## Directions
Make an exact transcription of the material, leaving out all images.

## Material provided
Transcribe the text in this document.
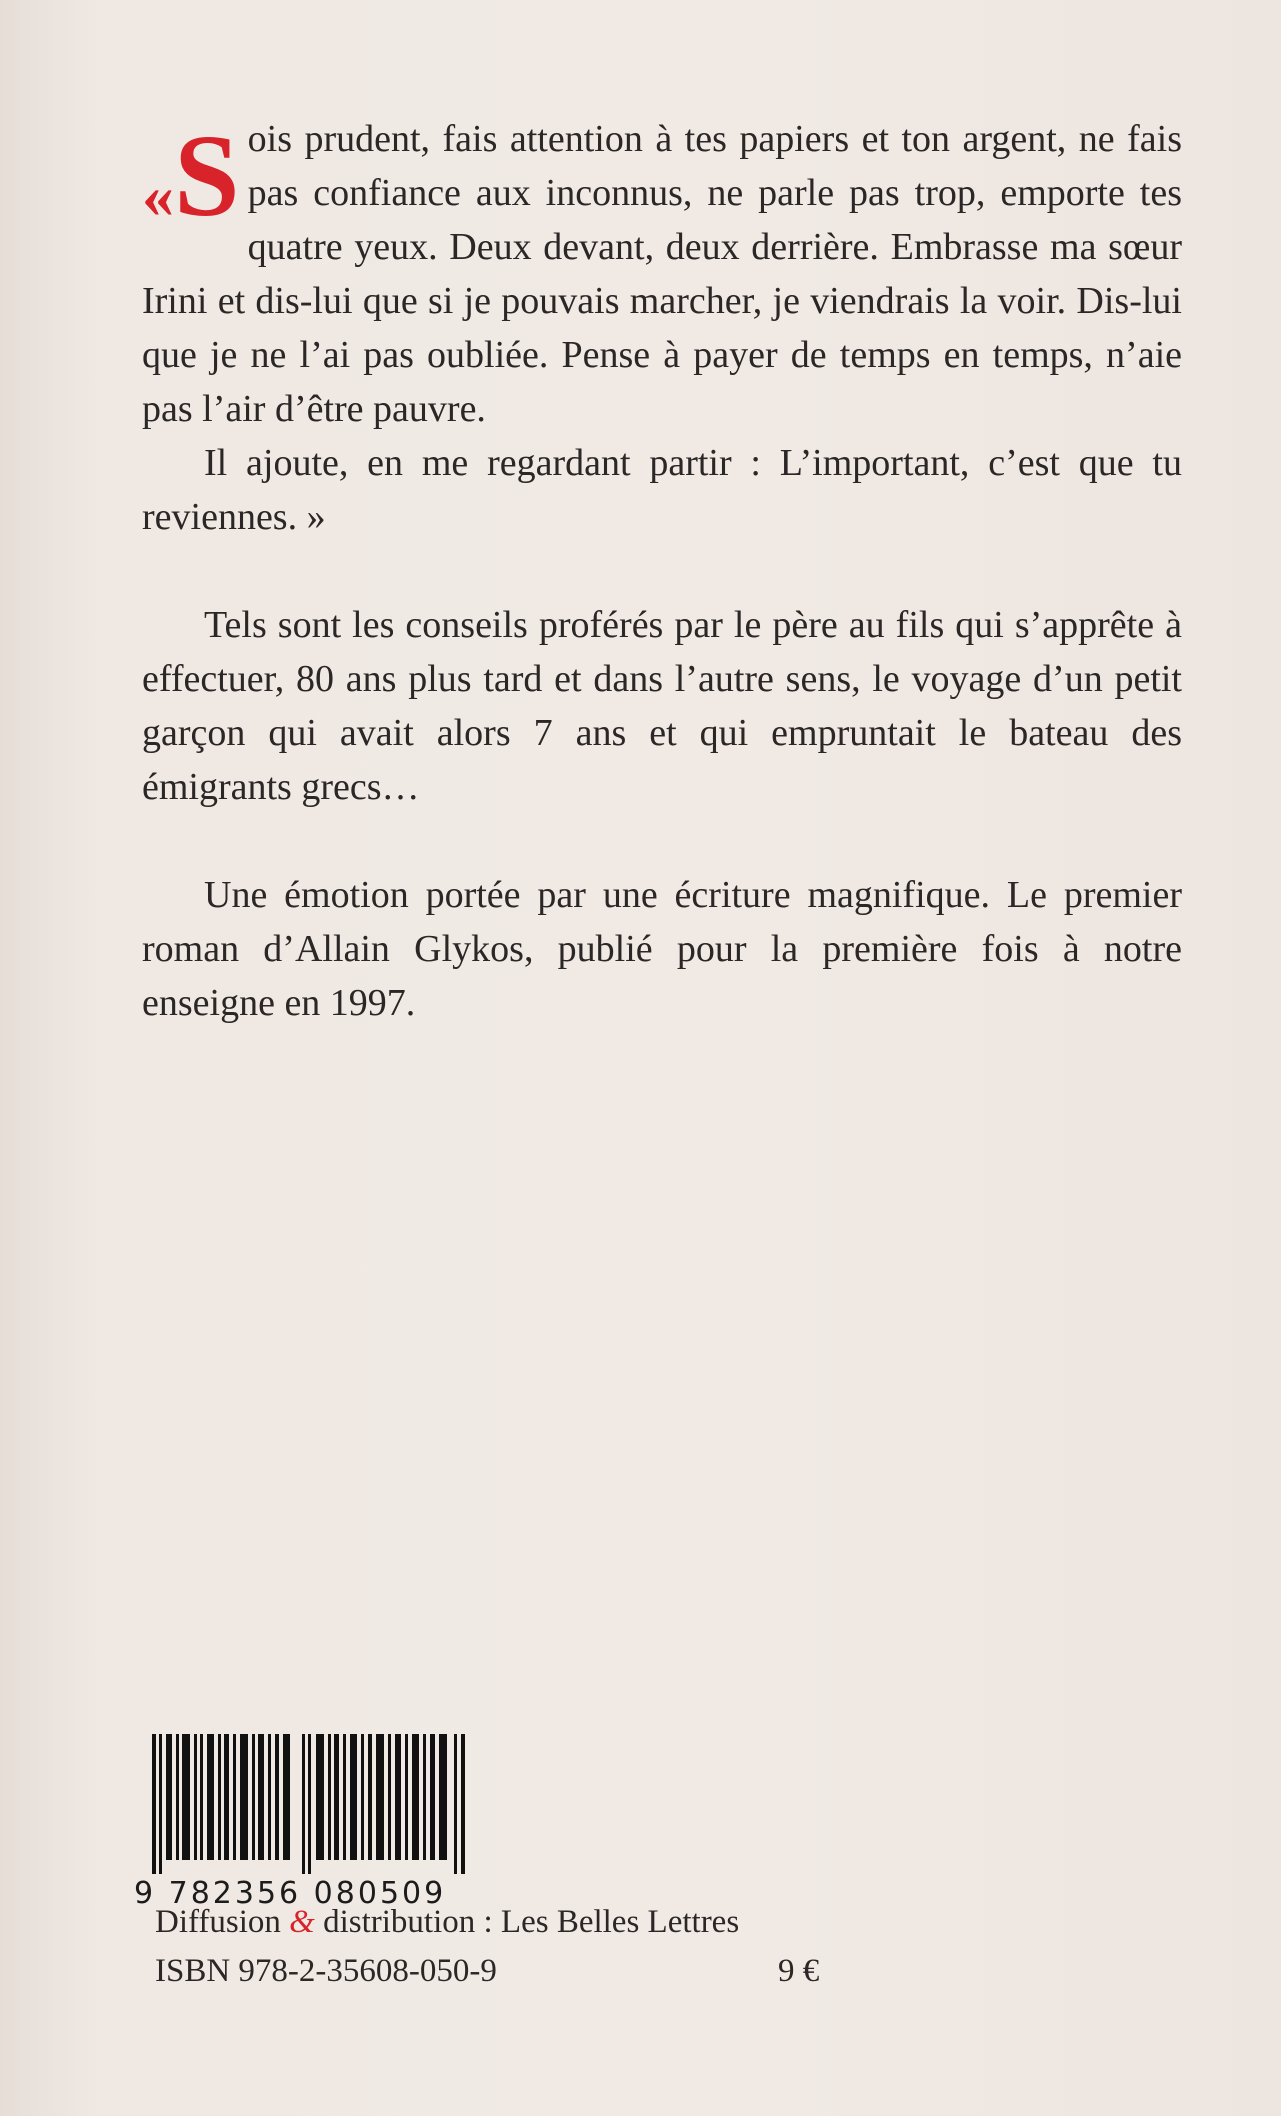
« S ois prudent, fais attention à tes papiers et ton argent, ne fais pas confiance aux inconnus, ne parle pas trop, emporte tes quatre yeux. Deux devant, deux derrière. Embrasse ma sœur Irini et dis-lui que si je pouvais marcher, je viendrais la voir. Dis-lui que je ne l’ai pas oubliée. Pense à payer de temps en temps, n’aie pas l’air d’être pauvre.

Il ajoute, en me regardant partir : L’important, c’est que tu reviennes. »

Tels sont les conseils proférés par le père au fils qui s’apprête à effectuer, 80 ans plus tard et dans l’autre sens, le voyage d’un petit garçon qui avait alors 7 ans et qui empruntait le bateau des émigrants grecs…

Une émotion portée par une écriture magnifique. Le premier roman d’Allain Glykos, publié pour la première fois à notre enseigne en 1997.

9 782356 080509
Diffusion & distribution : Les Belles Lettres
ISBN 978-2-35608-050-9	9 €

## Result of this exercise
Transcribe the text in this document.
« S ois prudent, fais attention à tes papiers et ton argent, ne fais pas confiance aux inconnus, ne parle pas trop, emporte tes quatre yeux. Deux devant, deux derrière. Embrasse ma sœur Irini et dis-lui que si je pouvais marcher, je viendrais la voir. Dis-lui que je ne l’ai pas oubliée. Pense à payer de temps en temps, n’aie pas l’air d’être pauvre.

Il ajoute, en me regardant partir : L’important, c’est que tu reviennes. »

Tels sont les conseils proférés par le père au fils qui s’apprête à effectuer, 80 ans plus tard et dans l’autre sens, le voyage d’un petit garçon qui avait alors 7 ans et qui empruntait le bateau des émigrants grecs…

Une émotion portée par une écriture magnifique. Le premier roman d’Allain Glykos, publié pour la première fois à notre enseigne en 1997.

9 782356 080509
Diffusion & distribution : Les Belles Lettres
ISBN 978-2-35608-050-9	9 €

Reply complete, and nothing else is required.